----- Extract to read -----

Nooooo you must be promoting paint shop pro because you have some sort of interest in it! I will now never use it. Im a paint shop pro skeptic.. hehe just kidding. just wanted to take a skeptical stance.

I've used PSP before. I like it but I grew up on adobe starting with my first 3 pass flat bed scanner I got in 1989.

Cajun

I think you should have used JASC Paint Shop Pro to do the blurring.
 
Spectra, is it true Alex was schooled by John Carter and Hubert Senters, the ex-traders turned marketeers? If so, he is one of the rare people who spent a decent amount of money with those clowns and actually learned to trade profitably.

Senters was once overheard as saying that newbies are going to lose their money anyway, so why shouldn't he and Carter take some of it before they lose it all. Cynical and sad, but true.
 
Quote from Neet:

Better than your swiss army knife catching losses, that's for sure.

Neet

... the trick with catching reversals, is to know when NOT to do it [work'in on it :) ].

In the meantime, my 2 trades generated 5 times as many points as the OP's example using 13 trades.

I'll stick with what I'm using ... and here it is for free [you can mail me a check if you make money with it :p ].

Later,

Jimmy Jam

In case anyone is curious, that's a basic RSI on a 5 minute YM chart ... yeah, I know, tough stuff.

-----

Instructions to follow: Write out the forum thread from "Senters was once" to "using 13 trades.", word for word.

----- Supplied entries -----

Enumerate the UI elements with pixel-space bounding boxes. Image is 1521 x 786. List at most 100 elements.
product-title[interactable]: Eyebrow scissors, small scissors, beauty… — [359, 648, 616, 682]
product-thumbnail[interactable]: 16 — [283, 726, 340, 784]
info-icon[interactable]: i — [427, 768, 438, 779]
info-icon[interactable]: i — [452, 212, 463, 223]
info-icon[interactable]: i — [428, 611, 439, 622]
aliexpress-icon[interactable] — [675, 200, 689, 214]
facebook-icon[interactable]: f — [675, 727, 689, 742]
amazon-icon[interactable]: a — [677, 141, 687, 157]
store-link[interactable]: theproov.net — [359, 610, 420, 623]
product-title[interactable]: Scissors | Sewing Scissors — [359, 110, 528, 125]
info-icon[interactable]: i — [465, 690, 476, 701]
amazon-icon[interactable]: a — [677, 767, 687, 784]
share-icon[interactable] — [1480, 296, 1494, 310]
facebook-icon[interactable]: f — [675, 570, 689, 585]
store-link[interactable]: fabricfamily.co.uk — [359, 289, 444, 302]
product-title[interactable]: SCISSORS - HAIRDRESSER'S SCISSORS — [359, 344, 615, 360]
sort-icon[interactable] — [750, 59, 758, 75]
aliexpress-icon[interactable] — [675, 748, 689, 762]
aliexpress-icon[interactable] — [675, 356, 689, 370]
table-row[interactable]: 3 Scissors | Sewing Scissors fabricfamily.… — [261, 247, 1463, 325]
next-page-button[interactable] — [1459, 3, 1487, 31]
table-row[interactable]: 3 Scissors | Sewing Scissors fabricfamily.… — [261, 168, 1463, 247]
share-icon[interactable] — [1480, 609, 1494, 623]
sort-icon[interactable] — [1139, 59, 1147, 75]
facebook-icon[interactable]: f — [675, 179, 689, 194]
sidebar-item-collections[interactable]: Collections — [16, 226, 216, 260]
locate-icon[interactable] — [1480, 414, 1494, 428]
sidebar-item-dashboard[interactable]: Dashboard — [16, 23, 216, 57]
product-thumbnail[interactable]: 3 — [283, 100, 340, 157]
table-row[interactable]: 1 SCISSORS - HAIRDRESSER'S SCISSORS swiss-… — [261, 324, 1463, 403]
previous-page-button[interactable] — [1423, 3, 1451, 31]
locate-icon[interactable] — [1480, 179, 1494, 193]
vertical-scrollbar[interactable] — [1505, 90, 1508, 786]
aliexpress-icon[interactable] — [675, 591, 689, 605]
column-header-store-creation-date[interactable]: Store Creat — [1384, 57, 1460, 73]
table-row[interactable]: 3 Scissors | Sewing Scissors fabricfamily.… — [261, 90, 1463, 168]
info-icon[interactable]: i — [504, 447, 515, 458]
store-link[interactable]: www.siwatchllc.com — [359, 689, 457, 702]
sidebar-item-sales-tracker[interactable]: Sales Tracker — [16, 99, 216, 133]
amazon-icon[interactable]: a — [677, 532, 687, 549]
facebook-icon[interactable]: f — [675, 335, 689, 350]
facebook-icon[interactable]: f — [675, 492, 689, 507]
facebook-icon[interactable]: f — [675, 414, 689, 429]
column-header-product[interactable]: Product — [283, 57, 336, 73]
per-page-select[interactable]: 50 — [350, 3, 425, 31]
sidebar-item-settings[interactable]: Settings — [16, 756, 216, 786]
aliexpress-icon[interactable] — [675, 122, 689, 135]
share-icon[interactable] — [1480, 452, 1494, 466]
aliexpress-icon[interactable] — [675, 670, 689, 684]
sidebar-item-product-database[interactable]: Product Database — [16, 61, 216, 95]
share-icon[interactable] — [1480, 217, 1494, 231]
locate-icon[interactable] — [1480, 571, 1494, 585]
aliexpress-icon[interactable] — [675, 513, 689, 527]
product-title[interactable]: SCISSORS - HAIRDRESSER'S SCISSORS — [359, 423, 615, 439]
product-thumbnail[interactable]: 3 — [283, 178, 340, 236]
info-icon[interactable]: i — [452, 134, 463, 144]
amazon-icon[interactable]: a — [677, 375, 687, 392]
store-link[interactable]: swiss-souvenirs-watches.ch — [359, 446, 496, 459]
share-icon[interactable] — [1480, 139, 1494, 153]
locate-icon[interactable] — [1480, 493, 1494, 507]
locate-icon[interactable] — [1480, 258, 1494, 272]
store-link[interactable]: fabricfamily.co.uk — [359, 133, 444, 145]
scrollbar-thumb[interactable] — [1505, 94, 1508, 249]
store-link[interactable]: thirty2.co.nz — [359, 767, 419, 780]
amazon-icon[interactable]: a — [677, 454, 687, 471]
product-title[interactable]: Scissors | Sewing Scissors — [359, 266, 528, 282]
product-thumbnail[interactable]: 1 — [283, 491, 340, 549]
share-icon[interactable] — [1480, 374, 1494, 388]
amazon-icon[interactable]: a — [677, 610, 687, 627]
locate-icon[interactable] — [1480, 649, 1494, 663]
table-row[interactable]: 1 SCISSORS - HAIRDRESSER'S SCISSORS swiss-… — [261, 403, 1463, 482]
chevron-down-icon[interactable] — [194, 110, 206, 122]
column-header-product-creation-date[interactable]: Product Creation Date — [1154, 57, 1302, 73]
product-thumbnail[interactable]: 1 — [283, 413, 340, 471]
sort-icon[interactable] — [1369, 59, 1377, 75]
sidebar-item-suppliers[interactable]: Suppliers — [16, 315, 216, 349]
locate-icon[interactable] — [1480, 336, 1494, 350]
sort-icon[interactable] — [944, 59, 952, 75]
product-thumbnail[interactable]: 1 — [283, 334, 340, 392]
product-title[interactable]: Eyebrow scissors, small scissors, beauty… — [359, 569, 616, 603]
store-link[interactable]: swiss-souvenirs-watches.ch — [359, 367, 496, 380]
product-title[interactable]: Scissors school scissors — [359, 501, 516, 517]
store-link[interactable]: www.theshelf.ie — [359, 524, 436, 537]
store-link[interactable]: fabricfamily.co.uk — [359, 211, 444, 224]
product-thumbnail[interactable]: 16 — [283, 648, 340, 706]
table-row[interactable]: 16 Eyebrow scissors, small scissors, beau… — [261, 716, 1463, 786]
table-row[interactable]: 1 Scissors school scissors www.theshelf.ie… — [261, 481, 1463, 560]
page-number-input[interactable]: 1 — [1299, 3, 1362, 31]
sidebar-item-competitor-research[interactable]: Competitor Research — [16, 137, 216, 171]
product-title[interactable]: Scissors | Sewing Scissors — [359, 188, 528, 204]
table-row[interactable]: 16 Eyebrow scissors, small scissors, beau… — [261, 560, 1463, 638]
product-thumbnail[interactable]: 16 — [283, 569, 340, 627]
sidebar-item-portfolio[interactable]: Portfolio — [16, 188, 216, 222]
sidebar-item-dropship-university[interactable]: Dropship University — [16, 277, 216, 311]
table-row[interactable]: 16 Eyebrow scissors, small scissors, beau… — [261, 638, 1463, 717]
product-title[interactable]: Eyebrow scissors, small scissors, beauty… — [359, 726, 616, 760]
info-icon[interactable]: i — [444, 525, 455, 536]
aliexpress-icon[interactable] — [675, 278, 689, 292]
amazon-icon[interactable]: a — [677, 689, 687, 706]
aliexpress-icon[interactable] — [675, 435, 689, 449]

-----

The answer:
Senters was once overheard as saying that newbies are going to lose their money anyway, so why shouldn't he and Carter take some of it before they lose it all. Cynical and sad, but true.
 
Quote from Neet:

Better than your swiss army knife catching losses, that's for sure.

Neet

... the trick with catching reversals, is to know when NOT to do it [work'in on it :) ].

In the meantime, my 2 trades generated 5 times as many points as the OP's example using 13 trades.